-- WHAT TO DO --
Copy out each line below exactly as it appears.

[Data records]
■ ■ ■

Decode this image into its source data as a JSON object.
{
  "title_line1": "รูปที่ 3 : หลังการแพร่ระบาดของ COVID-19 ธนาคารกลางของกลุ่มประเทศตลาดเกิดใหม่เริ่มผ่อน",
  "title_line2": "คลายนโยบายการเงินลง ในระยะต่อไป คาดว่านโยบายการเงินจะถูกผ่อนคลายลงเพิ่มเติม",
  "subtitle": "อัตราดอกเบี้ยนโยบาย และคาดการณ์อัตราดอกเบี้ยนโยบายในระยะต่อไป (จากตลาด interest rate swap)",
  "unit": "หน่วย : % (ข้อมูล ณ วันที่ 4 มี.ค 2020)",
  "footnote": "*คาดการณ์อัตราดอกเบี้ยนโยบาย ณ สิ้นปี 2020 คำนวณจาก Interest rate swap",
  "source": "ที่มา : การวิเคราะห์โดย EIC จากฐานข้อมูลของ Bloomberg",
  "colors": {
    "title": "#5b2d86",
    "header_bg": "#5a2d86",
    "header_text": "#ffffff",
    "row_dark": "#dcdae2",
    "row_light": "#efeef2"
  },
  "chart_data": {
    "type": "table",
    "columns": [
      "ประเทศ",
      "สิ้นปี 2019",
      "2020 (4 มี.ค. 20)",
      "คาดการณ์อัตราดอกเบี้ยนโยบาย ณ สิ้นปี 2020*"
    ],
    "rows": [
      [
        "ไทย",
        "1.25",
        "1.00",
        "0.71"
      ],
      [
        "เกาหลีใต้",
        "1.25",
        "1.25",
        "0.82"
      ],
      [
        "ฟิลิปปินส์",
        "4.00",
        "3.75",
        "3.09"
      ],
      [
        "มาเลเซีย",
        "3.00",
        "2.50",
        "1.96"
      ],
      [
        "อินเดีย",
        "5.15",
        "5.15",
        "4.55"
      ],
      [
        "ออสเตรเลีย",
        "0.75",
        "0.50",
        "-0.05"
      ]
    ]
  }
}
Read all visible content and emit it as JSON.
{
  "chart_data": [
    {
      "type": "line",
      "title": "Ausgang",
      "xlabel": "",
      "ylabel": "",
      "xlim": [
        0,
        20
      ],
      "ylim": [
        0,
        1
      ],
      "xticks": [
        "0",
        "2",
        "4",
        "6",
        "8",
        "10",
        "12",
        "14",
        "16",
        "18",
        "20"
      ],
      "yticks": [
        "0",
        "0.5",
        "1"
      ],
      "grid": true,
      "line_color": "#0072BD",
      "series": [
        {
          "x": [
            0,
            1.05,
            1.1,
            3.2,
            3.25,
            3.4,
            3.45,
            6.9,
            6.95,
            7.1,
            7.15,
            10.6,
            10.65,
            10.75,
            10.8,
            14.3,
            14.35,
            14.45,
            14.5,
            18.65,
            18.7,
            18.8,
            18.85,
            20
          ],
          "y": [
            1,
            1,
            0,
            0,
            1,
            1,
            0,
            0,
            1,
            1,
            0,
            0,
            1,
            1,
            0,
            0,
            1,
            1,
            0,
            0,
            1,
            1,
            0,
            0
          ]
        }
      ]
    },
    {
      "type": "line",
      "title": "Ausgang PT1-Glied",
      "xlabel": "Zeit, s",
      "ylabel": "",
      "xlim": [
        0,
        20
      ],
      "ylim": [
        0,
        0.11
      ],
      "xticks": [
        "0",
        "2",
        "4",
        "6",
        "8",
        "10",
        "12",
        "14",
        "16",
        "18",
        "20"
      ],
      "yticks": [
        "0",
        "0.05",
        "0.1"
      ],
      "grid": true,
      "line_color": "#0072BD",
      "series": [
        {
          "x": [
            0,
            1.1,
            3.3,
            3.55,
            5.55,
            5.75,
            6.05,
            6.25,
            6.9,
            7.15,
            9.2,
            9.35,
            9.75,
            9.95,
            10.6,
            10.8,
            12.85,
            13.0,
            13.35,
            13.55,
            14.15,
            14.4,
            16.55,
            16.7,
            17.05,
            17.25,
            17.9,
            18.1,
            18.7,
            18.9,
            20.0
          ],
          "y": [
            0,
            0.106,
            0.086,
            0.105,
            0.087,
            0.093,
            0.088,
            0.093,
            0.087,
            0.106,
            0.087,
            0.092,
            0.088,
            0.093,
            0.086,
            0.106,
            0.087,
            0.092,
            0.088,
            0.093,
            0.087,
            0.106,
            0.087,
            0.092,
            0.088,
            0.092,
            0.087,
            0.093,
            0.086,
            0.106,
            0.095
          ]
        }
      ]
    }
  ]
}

■ ■ ■

-- ANSWER TO THE PROBLEM --
Decode this image into its source data as a JSON object.
{
  "title_line1": "รูปที่ 3 : หลังการแพร่ระบาดของ COVID-19 ธนาคารกลางของกลุ่มประเทศตลาดเกิดใหม่เริ่มผ่อน",
  "title_line2": "คลายนโยบายการเงินลง ในระยะต่อไป คาดว่านโยบายการเงินจะถูกผ่อนคลายลงเพิ่มเติม",
  "subtitle": "อัตราดอกเบี้ยนโยบาย และคาดการณ์อัตราดอกเบี้ยนโยบายในระยะต่อไป (จากตลาด interest rate swap)",
  "unit": "หน่วย : % (ข้อมูล ณ วันที่ 4 มี.ค 2020)",
  "footnote": "*คาดการณ์อัตราดอกเบี้ยนโยบาย ณ สิ้นปี 2020 คำนวณจาก Interest rate swap",
  "source": "ที่มา : การวิเคราะห์โดย EIC จากฐานข้อมูลของ Bloomberg",
  "colors": {
    "title": "#5b2d86",
    "header_bg": "#5a2d86",
    "header_text": "#ffffff",
    "row_dark": "#dcdae2",
    "row_light": "#efeef2"
  },
  "chart_data": {
    "type": "table",
    "columns": [
      "ประเทศ",
      "สิ้นปี 2019",
      "2020 (4 มี.ค. 20)",
      "คาดการณ์อัตราดอกเบี้ยนโยบาย ณ สิ้นปี 2020*"
    ],
    "rows": [
      [
        "ไทย",
        "1.25",
        "1.00",
        "0.71"
      ],
      [
        "เกาหลีใต้",
        "1.25",
        "1.25",
        "0.82"
      ],
      [
        "ฟิลิปปินส์",
        "4.00",
        "3.75",
        "3.09"
      ],
      [
        "มาเลเซีย",
        "3.00",
        "2.50",
        "1.96"
      ],
      [
        "อินเดีย",
        "5.15",
        "5.15",
        "4.55"
      ],
      [
        "ออสเตรเลีย",
        "0.75",
        "0.50",
        "-0.05"
      ]
    ]
  }
}
Read all visible content and emit it as JSON.
{
  "chart_data": [
    {
      "type": "line",
      "title": "Ausgang",
      "xlabel": "",
      "ylabel": "",
      "xlim": [
        0,
        20
      ],
      "ylim": [
        0,
        1
      ],
      "xticks": [
        "0",
        "2",
        "4",
        "6",
        "8",
        "10",
        "12",
        "14",
        "16",
        "18",
        "20"
      ],
      "yticks": [
        "0",
        "0.5",
        "1"
      ],
      "grid": true,
      "line_color": "#0072BD",
      "series": [
        {
          "x": [
            0,
            1.05,
            1.1,
            3.2,
            3.25,
            3.4,
            3.45,
            6.9,
            6.95,
            7.1,
            7.15,
            10.6,
            10.65,
            10.75,
            10.8,
            14.3,
            14.35,
            14.45,
            14.5,
            18.65,
            18.7,
            18.8,
            18.85,
            20
          ],
          "y": [
            1,
            1,
            0,
            0,
            1,
            1,
            0,
            0,
            1,
            1,
            0,
            0,
            1,
            1,
            0,
            0,
            1,
            1,
            0,
            0,
            1,
            1,
            0,
            0
          ]
        }
      ]
    },
    {
      "type": "line",
      "title": "Ausgang PT1-Glied",
      "xlabel": "Zeit, s",
      "ylabel": "",
      "xlim": [
        0,
        20
      ],
      "ylim": [
        0,
        0.11
      ],
      "xticks": [
        "0",
        "2",
        "4",
        "6",
        "8",
        "10",
        "12",
        "14",
        "16",
        "18",
        "20"
      ],
      "yticks": [
        "0",
        "0.05",
        "0.1"
      ],
      "grid": true,
      "line_color": "#0072BD",
      "series": [
        {
          "x": [
            0,
            1.1,
            3.3,
            3.55,
            5.55,
            5.75,
            6.05,
            6.25,
            6.9,
            7.15,
            9.2,
            9.35,
            9.75,
            9.95,
            10.6,
            10.8,
            12.85,
            13.0,
            13.35,
            13.55,
            14.15,
            14.4,
            16.55,
            16.7,
            17.05,
            17.25,
            17.9,
            18.1,
            18.7,
            18.9,
            20.0
          ],
          "y": [
            0,
            0.106,
            0.086,
            0.105,
            0.087,
            0.093,
            0.088,
            0.093,
            0.087,
            0.106,
            0.087,
            0.092,
            0.088,
            0.093,
            0.086,
            0.106,
            0.087,
            0.092,
            0.088,
            0.093,
            0.087,
            0.106,
            0.087,
            0.092,
            0.088,
            0.092,
            0.087,
            0.093,
            0.086,
            0.106,
            0.095
          ]
        }
      ]
    }
  ]
}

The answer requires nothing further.